══ DATA EXTRACT ══

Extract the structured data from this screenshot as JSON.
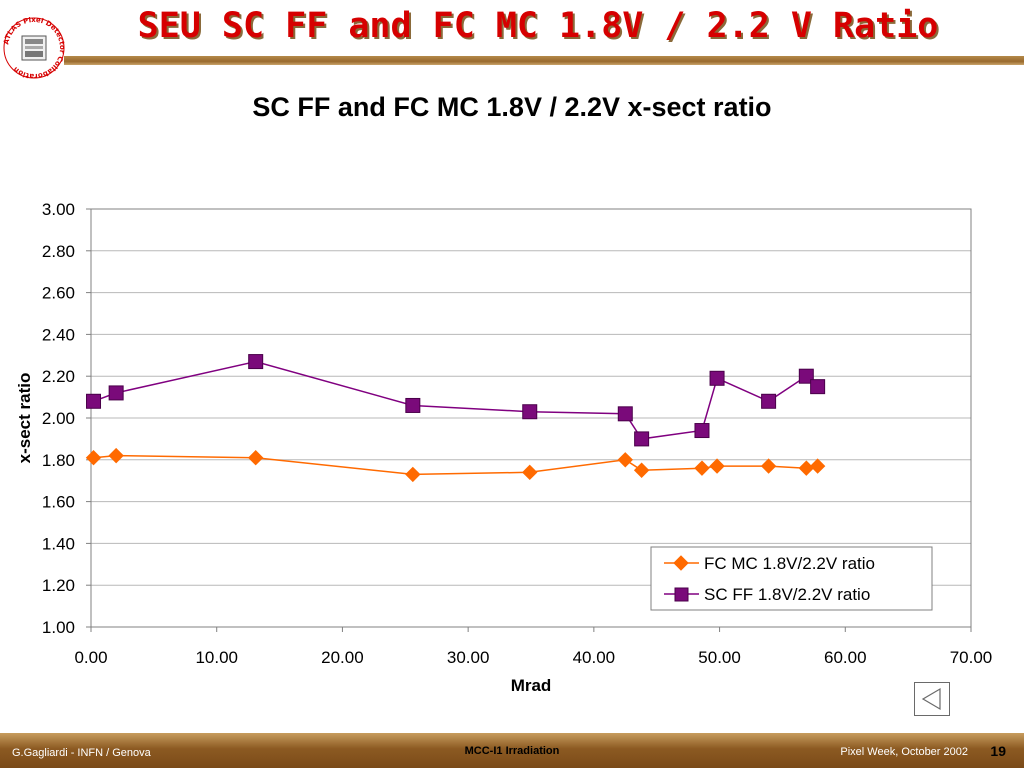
{
  "slide": {
    "title": "SEU SC FF and FC MC 1.8V / 2.2 V Ratio",
    "logo_text": "ATLAS Pixel Detector Collaboration"
  },
  "colors": {
    "title": "#d60000",
    "fc_series": "#ff6a00",
    "sc_line": "#800080",
    "sc_marker": "#7a0a7a",
    "footer": "#8c5a22"
  },
  "chart_data": {
    "type": "scatter",
    "title": "SC FF and FC MC 1.8V / 2.2V x-sect ratio",
    "xlabel": "Mrad",
    "ylabel": "x-sect ratio",
    "xlim": [
      0,
      70
    ],
    "ylim": [
      1.0,
      3.0
    ],
    "x_ticks": [
      "0.00",
      "10.00",
      "20.00",
      "30.00",
      "40.00",
      "50.00",
      "60.00",
      "70.00"
    ],
    "y_ticks": [
      "1.00",
      "1.20",
      "1.40",
      "1.60",
      "1.80",
      "2.00",
      "2.20",
      "2.40",
      "2.60",
      "2.80",
      "3.00"
    ],
    "grid": "horizontal",
    "legend_position": "bottom-right",
    "series": [
      {
        "name": "FC MC 1.8V/2.2V ratio",
        "marker": "diamond",
        "points": [
          [
            0.2,
            1.81
          ],
          [
            2.0,
            1.82
          ],
          [
            13.1,
            1.81
          ],
          [
            25.6,
            1.73
          ],
          [
            34.9,
            1.74
          ],
          [
            42.5,
            1.8
          ],
          [
            43.8,
            1.75
          ],
          [
            48.6,
            1.76
          ],
          [
            49.8,
            1.77
          ],
          [
            53.9,
            1.77
          ],
          [
            56.9,
            1.76
          ],
          [
            57.8,
            1.77
          ]
        ]
      },
      {
        "name": "SC FF 1.8V/2.2V ratio",
        "marker": "square",
        "points": [
          [
            0.2,
            2.08
          ],
          [
            2.0,
            2.12
          ],
          [
            13.1,
            2.27
          ],
          [
            25.6,
            2.06
          ],
          [
            34.9,
            2.03
          ],
          [
            42.5,
            2.02
          ],
          [
            43.8,
            1.9
          ],
          [
            48.6,
            1.94
          ],
          [
            49.8,
            2.19
          ],
          [
            53.9,
            2.08
          ],
          [
            56.9,
            2.2
          ],
          [
            57.8,
            2.15
          ]
        ]
      }
    ]
  },
  "footer": {
    "author": "G.Gagliardi - INFN / Genova",
    "center": "MCC-I1 Irradiation",
    "event": "Pixel Week, October 2002",
    "page": "19"
  },
  "nav": {
    "back_icon": "triangle-left"
  }
}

═══

Generate a word-for-word copy of the preceding records, excluding all pictures.

_RESPONSE TO THE TASK_.
Extract the structured data from this screenshot as JSON.
{
  "slide": {
    "title": "SEU SC FF and FC MC 1.8V / 2.2 V Ratio",
    "logo_text": "ATLAS Pixel Detector Collaboration"
  },
  "colors": {
    "title": "#d60000",
    "fc_series": "#ff6a00",
    "sc_line": "#800080",
    "sc_marker": "#7a0a7a",
    "footer": "#8c5a22"
  },
  "chart_data": {
    "type": "scatter",
    "title": "SC FF and FC MC 1.8V / 2.2V x-sect ratio",
    "xlabel": "Mrad",
    "ylabel": "x-sect ratio",
    "xlim": [
      0,
      70
    ],
    "ylim": [
      1.0,
      3.0
    ],
    "x_ticks": [
      "0.00",
      "10.00",
      "20.00",
      "30.00",
      "40.00",
      "50.00",
      "60.00",
      "70.00"
    ],
    "y_ticks": [
      "1.00",
      "1.20",
      "1.40",
      "1.60",
      "1.80",
      "2.00",
      "2.20",
      "2.40",
      "2.60",
      "2.80",
      "3.00"
    ],
    "grid": "horizontal",
    "legend_position": "bottom-right",
    "series": [
      {
        "name": "FC MC 1.8V/2.2V ratio",
        "marker": "diamond",
        "points": [
          [
            0.2,
            1.81
          ],
          [
            2.0,
            1.82
          ],
          [
            13.1,
            1.81
          ],
          [
            25.6,
            1.73
          ],
          [
            34.9,
            1.74
          ],
          [
            42.5,
            1.8
          ],
          [
            43.8,
            1.75
          ],
          [
            48.6,
            1.76
          ],
          [
            49.8,
            1.77
          ],
          [
            53.9,
            1.77
          ],
          [
            56.9,
            1.76
          ],
          [
            57.8,
            1.77
          ]
        ]
      },
      {
        "name": "SC FF 1.8V/2.2V ratio",
        "marker": "square",
        "points": [
          [
            0.2,
            2.08
          ],
          [
            2.0,
            2.12
          ],
          [
            13.1,
            2.27
          ],
          [
            25.6,
            2.06
          ],
          [
            34.9,
            2.03
          ],
          [
            42.5,
            2.02
          ],
          [
            43.8,
            1.9
          ],
          [
            48.6,
            1.94
          ],
          [
            49.8,
            2.19
          ],
          [
            53.9,
            2.08
          ],
          [
            56.9,
            2.2
          ],
          [
            57.8,
            2.15
          ]
        ]
      }
    ]
  },
  "footer": {
    "author": "G.Gagliardi - INFN / Genova",
    "center": "MCC-I1 Irradiation",
    "event": "Pixel Week, October 2002",
    "page": "19"
  },
  "nav": {
    "back_icon": "triangle-left"
  }
}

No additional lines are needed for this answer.